**Stored data**

---------------

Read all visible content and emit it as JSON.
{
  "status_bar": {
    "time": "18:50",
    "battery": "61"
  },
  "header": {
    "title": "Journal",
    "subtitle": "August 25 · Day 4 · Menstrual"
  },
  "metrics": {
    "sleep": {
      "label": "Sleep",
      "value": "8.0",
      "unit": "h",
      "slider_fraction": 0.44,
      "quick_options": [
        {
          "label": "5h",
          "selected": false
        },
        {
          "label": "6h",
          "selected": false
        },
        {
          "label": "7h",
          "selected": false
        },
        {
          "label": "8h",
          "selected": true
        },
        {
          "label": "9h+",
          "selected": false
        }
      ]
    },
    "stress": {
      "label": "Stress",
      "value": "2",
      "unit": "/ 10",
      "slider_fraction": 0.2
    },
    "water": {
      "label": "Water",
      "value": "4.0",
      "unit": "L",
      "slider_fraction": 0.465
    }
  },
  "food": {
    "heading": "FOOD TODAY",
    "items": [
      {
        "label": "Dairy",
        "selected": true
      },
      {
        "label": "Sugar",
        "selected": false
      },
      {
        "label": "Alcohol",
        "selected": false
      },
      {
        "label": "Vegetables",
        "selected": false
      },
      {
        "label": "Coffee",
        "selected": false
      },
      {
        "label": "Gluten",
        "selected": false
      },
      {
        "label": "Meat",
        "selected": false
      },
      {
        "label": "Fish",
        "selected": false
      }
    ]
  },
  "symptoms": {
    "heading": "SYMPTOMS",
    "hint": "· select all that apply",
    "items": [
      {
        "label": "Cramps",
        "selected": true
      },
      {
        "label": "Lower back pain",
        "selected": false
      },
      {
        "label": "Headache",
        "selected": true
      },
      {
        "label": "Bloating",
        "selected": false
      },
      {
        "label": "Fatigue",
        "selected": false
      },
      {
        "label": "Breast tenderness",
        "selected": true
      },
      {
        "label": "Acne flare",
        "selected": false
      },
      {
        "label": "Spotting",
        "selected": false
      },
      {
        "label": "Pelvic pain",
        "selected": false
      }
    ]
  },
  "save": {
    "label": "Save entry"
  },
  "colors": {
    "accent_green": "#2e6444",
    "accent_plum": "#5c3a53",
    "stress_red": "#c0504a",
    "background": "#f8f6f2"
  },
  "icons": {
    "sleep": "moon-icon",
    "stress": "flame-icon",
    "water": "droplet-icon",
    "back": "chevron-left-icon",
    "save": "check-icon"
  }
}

---------------

**Instructions to follow**
Repeat the material above in full, quoting it exactly.

**Answer to this task**
Read all visible content and emit it as JSON.
{
  "status_bar": {
    "time": "18:50",
    "battery": "61"
  },
  "header": {
    "title": "Journal",
    "subtitle": "August 25 · Day 4 · Menstrual"
  },
  "metrics": {
    "sleep": {
      "label": "Sleep",
      "value": "8.0",
      "unit": "h",
      "slider_fraction": 0.44,
      "quick_options": [
        {
          "label": "5h",
          "selected": false
        },
        {
          "label": "6h",
          "selected": false
        },
        {
          "label": "7h",
          "selected": false
        },
        {
          "label": "8h",
          "selected": true
        },
        {
          "label": "9h+",
          "selected": false
        }
      ]
    },
    "stress": {
      "label": "Stress",
      "value": "2",
      "unit": "/ 10",
      "slider_fraction": 0.2
    },
    "water": {
      "label": "Water",
      "value": "4.0",
      "unit": "L",
      "slider_fraction": 0.465
    }
  },
  "food": {
    "heading": "FOOD TODAY",
    "items": [
      {
        "label": "Dairy",
        "selected": true
      },
      {
        "label": "Sugar",
        "selected": false
      },
      {
        "label": "Alcohol",
        "selected": false
      },
      {
        "label": "Vegetables",
        "selected": false
      },
      {
        "label": "Coffee",
        "selected": false
      },
      {
        "label": "Gluten",
        "selected": false
      },
      {
        "label": "Meat",
        "selected": false
      },
      {
        "label": "Fish",
        "selected": false
      }
    ]
  },
  "symptoms": {
    "heading": "SYMPTOMS",
    "hint": "· select all that apply",
    "items": [
      {
        "label": "Cramps",
        "selected": true
      },
      {
        "label": "Lower back pain",
        "selected": false
      },
      {
        "label": "Headache",
        "selected": true
      },
      {
        "label": "Bloating",
        "selected": false
      },
      {
        "label": "Fatigue",
        "selected": false
      },
      {
        "label": "Breast tenderness",
        "selected": true
      },
      {
        "label": "Acne flare",
        "selected": false
      },
      {
        "label": "Spotting",
        "selected": false
      },
      {
        "label": "Pelvic pain",
        "selected": false
      }
    ]
  },
  "save": {
    "label": "Save entry"
  },
  "colors": {
    "accent_green": "#2e6444",
    "accent_plum": "#5c3a53",
    "stress_red": "#c0504a",
    "background": "#f8f6f2"
  },
  "icons": {
    "sleep": "moon-icon",
    "stress": "flame-icon",
    "water": "droplet-icon",
    "back": "chevron-left-icon",
    "save": "check-icon"
  }
}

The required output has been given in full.